> _Short problem_: Wherever the string "name" appears in a line, extract that line.
──────── Data entries
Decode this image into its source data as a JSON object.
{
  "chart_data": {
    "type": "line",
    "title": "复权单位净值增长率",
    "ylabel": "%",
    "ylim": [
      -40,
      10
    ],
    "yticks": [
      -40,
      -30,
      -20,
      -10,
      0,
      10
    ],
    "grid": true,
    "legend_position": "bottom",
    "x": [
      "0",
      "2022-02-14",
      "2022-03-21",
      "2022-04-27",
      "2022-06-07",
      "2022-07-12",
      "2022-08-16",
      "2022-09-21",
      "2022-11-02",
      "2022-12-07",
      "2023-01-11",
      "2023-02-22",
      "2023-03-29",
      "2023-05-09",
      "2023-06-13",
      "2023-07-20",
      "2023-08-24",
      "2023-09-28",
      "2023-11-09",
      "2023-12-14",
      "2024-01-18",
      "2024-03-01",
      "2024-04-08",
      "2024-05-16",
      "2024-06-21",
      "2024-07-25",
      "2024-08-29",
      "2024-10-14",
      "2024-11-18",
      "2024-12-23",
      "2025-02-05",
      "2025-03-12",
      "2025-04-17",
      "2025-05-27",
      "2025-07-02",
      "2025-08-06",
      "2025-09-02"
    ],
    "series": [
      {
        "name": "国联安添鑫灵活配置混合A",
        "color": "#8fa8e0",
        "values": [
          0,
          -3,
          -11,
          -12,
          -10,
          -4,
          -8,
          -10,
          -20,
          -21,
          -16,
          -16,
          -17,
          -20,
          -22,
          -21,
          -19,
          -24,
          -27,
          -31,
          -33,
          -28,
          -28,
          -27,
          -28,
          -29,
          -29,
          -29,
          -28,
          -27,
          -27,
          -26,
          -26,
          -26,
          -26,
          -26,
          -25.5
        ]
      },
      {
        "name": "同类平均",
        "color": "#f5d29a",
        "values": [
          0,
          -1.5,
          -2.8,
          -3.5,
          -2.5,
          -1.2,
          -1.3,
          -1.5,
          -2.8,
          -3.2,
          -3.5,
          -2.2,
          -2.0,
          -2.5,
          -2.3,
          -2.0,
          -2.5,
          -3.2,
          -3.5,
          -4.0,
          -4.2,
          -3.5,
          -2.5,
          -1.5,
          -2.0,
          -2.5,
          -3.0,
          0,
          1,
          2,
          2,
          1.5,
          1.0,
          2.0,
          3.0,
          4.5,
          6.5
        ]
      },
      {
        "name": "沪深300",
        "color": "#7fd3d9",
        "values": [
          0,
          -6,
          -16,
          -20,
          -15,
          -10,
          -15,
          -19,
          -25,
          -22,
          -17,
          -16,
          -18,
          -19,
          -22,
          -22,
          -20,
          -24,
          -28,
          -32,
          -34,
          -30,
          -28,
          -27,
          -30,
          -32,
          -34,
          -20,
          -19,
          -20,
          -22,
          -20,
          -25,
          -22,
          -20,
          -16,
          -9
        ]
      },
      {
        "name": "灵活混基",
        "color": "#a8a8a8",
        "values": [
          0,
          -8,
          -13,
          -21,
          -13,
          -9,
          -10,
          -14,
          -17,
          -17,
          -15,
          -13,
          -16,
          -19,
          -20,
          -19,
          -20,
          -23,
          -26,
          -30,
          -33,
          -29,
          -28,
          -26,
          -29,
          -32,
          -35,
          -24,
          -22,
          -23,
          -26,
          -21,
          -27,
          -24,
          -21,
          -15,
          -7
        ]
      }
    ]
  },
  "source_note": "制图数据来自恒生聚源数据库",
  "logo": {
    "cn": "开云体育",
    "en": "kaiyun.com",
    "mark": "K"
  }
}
────────────────
> _Result below_:
        "name": "国联安添鑫灵活配置混合A",
        "name": "同类平均",
        "name": "沪深300",
        "name": "灵活混基",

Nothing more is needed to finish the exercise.